| Written instruction |
Exact reproduction is required for all entries.

| Excerpted data |
################
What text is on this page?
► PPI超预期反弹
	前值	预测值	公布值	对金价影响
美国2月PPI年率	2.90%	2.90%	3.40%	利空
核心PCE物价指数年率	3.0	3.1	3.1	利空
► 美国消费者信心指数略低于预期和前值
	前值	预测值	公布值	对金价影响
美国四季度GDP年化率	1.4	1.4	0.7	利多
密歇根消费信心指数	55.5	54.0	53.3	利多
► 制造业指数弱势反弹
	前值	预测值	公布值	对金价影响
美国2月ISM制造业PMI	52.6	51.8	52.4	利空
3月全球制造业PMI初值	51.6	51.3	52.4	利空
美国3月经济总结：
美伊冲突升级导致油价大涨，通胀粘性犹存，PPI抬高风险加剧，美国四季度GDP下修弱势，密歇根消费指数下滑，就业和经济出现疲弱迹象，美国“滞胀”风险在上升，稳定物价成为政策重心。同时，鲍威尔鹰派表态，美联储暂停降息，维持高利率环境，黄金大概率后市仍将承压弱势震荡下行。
################
| The response |
What text is on this page?
► PPI超预期反弹
	前值	预测值	公布值	对金价影响
美国2月PPI年率	2.90%	2.90%	3.40%	利空
核心PCE物价指数年率	3.0	3.1	3.1	利空
► 美国消费者信心指数略低于预期和前值
	前值	预测值	公布值	对金价影响
美国四季度GDP年化率	1.4	1.4	0.7	利多
密歇根消费信心指数	55.5	54.0	53.3	利多
► 制造业指数弱势反弹
	前值	预测值	公布值	对金价影响
美国2月ISM制造业PMI	52.6	51.8	52.4	利空
3月全球制造业PMI初值	51.6	51.3	52.4	利空
美国3月经济总结：
美伊冲突升级导致油价大涨，通胀粘性犹存，PPI抬高风险加剧，美国四季度GDP下修弱势，密歇根消费指数下滑，就业和经济出现疲弱迹象，美国“滞胀”风险在上升，稳定物价成为政策重心。同时，鲍威尔鹰派表态，美联储暂停降息，维持高利率环境，黄金大概率后市仍将承压弱势震荡下行。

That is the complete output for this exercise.